_EXERCISE AIM:_ Make an exact copy of all the records.

_Dataset entries:_
- - -
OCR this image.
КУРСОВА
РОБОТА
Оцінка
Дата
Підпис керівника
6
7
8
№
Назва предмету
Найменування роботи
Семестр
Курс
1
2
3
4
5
- - -
_RESULT FOR THIS EXERCISE:_
OCR this image.
КУРСОВА
РОБОТА
Оцінка
Дата
Підпис керівника
6
7
8
№
Назва предмету
Найменування роботи
Семестр
Курс
1
2
3
4
5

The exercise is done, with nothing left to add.